• _Dataset records_:

--*--

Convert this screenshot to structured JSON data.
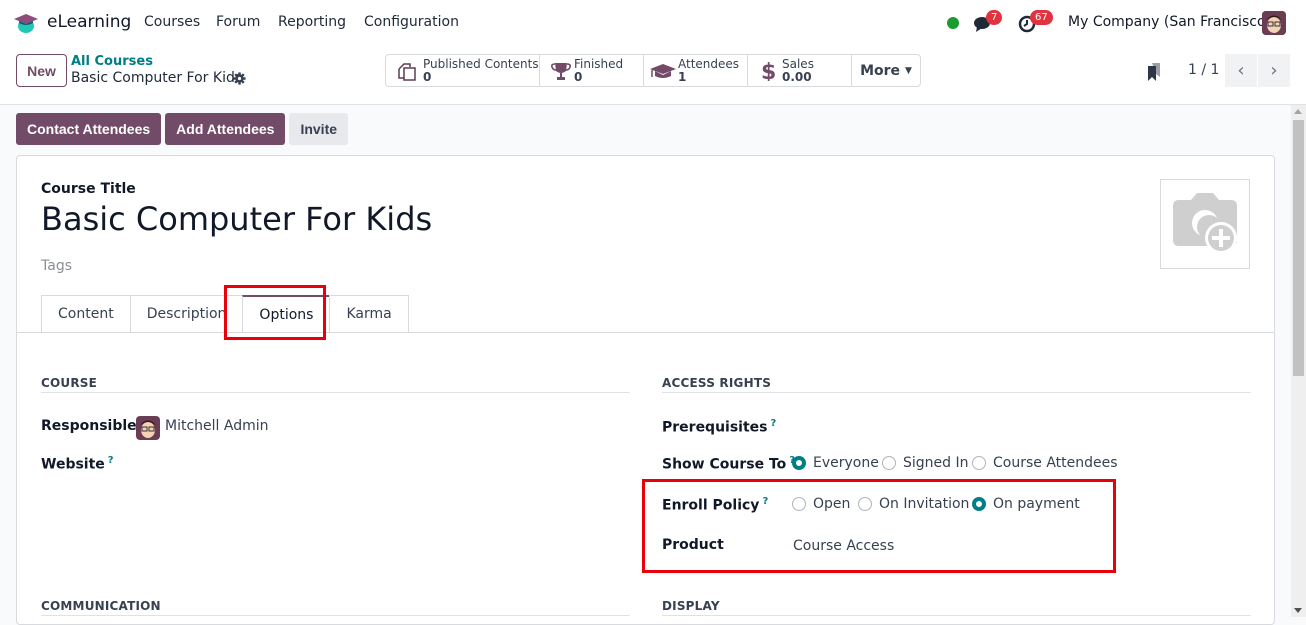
{
  "navbar": {
    "app_name": "eLearning",
    "menu": [
      "Courses",
      "Forum",
      "Reporting",
      "Configuration"
    ],
    "messages_count": "7",
    "activities_count": "67",
    "company": "My Company (San Francisco)"
  },
  "control_panel": {
    "new_label": "New",
    "breadcrumb_parent": "All Courses",
    "breadcrumb_current": "Basic Computer For Kids",
    "smart_buttons": [
      {
        "label": "Published Contents",
        "value": "0",
        "icon": "documents-icon"
      },
      {
        "label": "Finished",
        "value": "0",
        "icon": "trophy-icon"
      },
      {
        "label": "Attendees",
        "value": "1",
        "icon": "graduation-cap-icon"
      },
      {
        "label": "Sales",
        "value": "0.00",
        "icon": "dollar-icon"
      }
    ],
    "more_label": "More",
    "pager": "1 / 1"
  },
  "actions": {
    "contact_attendees": "Contact Attendees",
    "add_attendees": "Add Attendees",
    "invite": "Invite"
  },
  "form": {
    "title_label": "Course Title",
    "title": "Basic Computer For Kids",
    "tags_placeholder": "Tags",
    "tabs": [
      "Content",
      "Description",
      "Options",
      "Karma"
    ],
    "active_tab": "Options",
    "course_section": {
      "heading": "COURSE",
      "responsible_label": "Responsible",
      "responsible_value": "Mitchell Admin",
      "website_label": "Website"
    },
    "access_section": {
      "heading": "ACCESS RIGHTS",
      "prerequisites_label": "Prerequisites",
      "show_course_label": "Show Course To",
      "show_course_options": [
        "Everyone",
        "Signed In",
        "Course Attendees"
      ],
      "show_course_selected": "Everyone",
      "enroll_label": "Enroll Policy",
      "enroll_options": [
        "Open",
        "On Invitation",
        "On payment"
      ],
      "enroll_selected": "On payment",
      "product_label": "Product",
      "product_value": "Course Access"
    },
    "communication_heading": "COMMUNICATION",
    "display_heading": "DISPLAY",
    "help_mark": "?"
  },
  "colors": {
    "brand": "#714b67",
    "accent": "#017e84",
    "highlight": "#e8000b"
  }
}
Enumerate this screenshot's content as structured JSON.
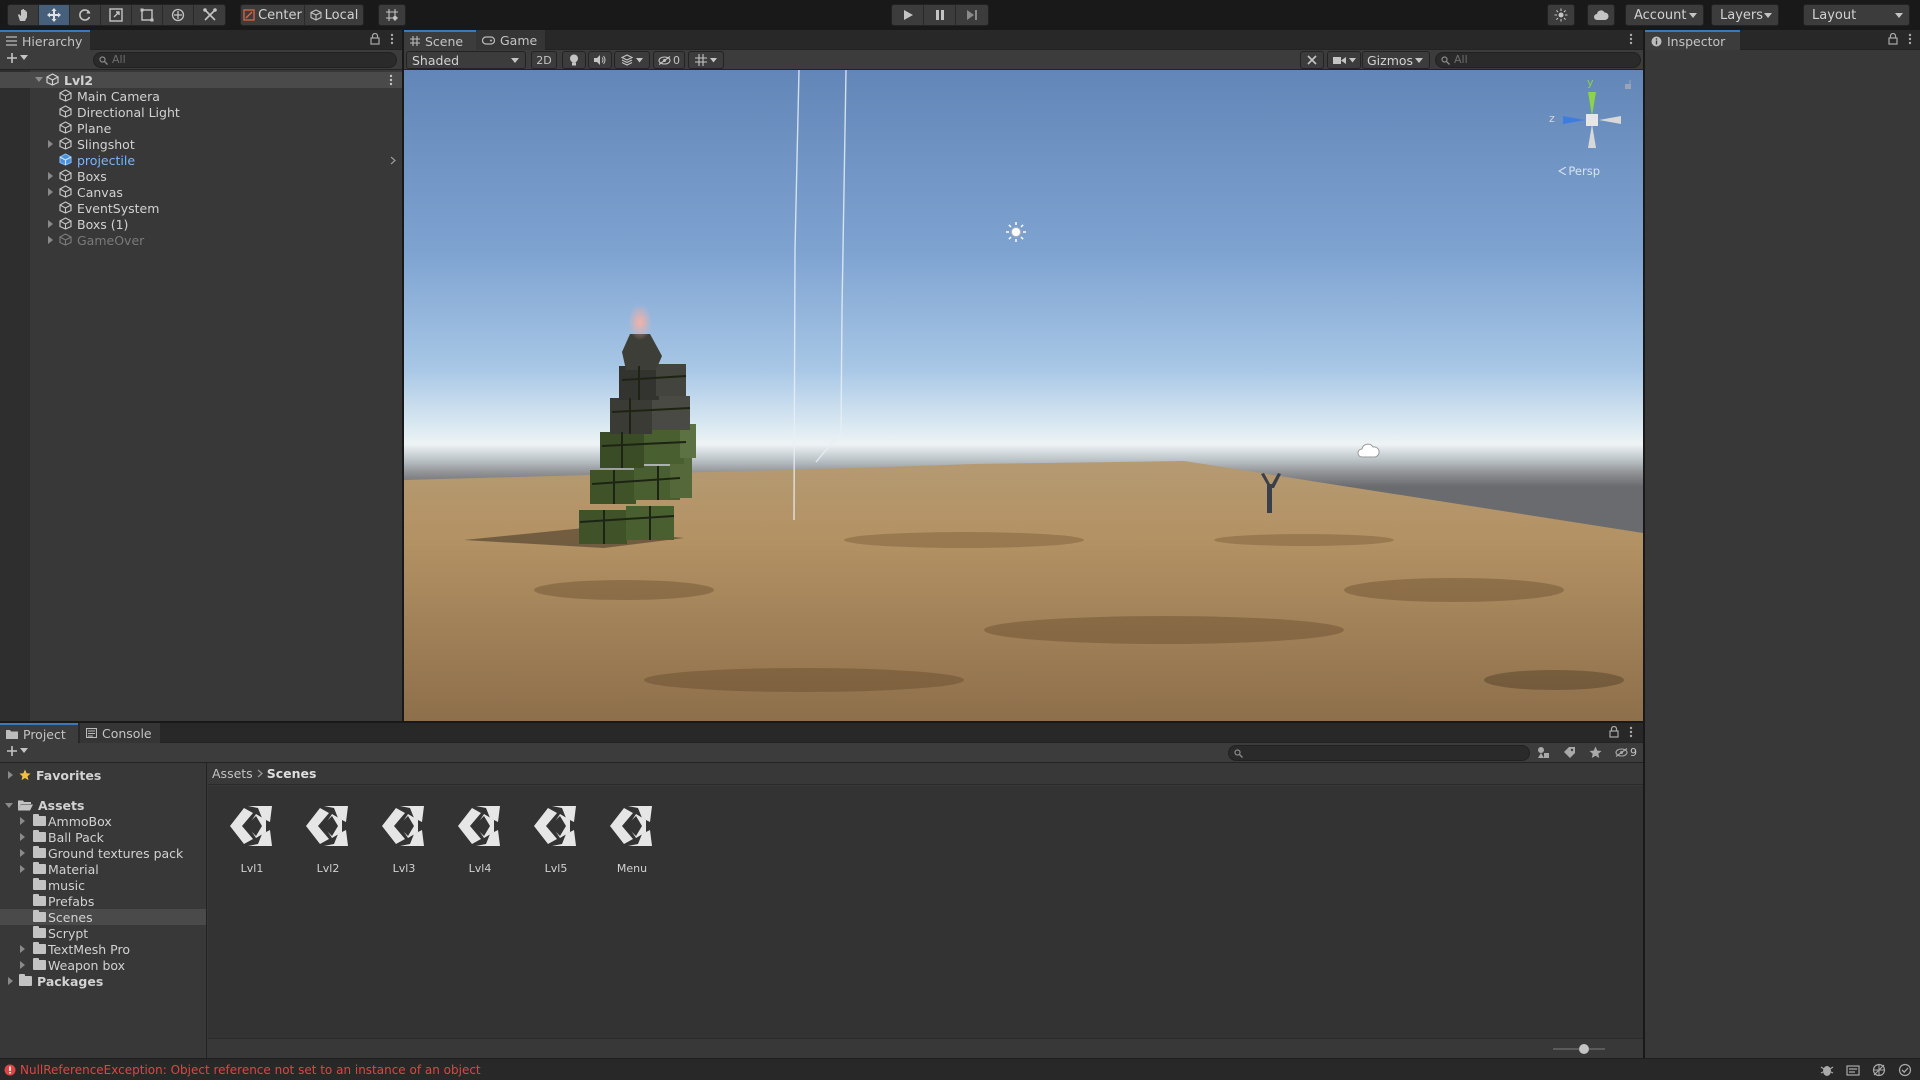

--*--

• _Work to complete_:
Write the records above out again exactly, with no pictures in your copy.

• _Solution to this problem_:
Convert this screenshot to structured JSON data.
{
  "navbar": {
    "app_name": "eLearning",
    "menu": [
      "Courses",
      "Forum",
      "Reporting",
      "Configuration"
    ],
    "messages_count": "7",
    "activities_count": "67",
    "company": "My Company (San Francisco)"
  },
  "control_panel": {
    "new_label": "New",
    "breadcrumb_parent": "All Courses",
    "breadcrumb_current": "Basic Computer For Kids",
    "smart_buttons": [
      {
        "label": "Published Contents",
        "value": "0",
        "icon": "documents-icon"
      },
      {
        "label": "Finished",
        "value": "0",
        "icon": "trophy-icon"
      },
      {
        "label": "Attendees",
        "value": "1",
        "icon": "graduation-cap-icon"
      },
      {
        "label": "Sales",
        "value": "0.00",
        "icon": "dollar-icon"
      }
    ],
    "more_label": "More",
    "pager": "1 / 1"
  },
  "actions": {
    "contact_attendees": "Contact Attendees",
    "add_attendees": "Add Attendees",
    "invite": "Invite"
  },
  "form": {
    "title_label": "Course Title",
    "title": "Basic Computer For Kids",
    "tags_placeholder": "Tags",
    "tabs": [
      "Content",
      "Description",
      "Options",
      "Karma"
    ],
    "active_tab": "Options",
    "course_section": {
      "heading": "COURSE",
      "responsible_label": "Responsible",
      "responsible_value": "Mitchell Admin",
      "website_label": "Website"
    },
    "access_section": {
      "heading": "ACCESS RIGHTS",
      "prerequisites_label": "Prerequisites",
      "show_course_label": "Show Course To",
      "show_course_options": [
        "Everyone",
        "Signed In",
        "Course Attendees"
      ],
      "show_course_selected": "Everyone",
      "enroll_label": "Enroll Policy",
      "enroll_options": [
        "Open",
        "On Invitation",
        "On payment"
      ],
      "enroll_selected": "On payment",
      "product_label": "Product",
      "product_value": "Course Access"
    },
    "communication_heading": "COMMUNICATION",
    "display_heading": "DISPLAY",
    "help_mark": "?"
  },
  "colors": {
    "brand": "#714b67",
    "accent": "#017e84",
    "highlight": "#e8000b"
  }
}
Enumerate this screenshot's content as structured JSON.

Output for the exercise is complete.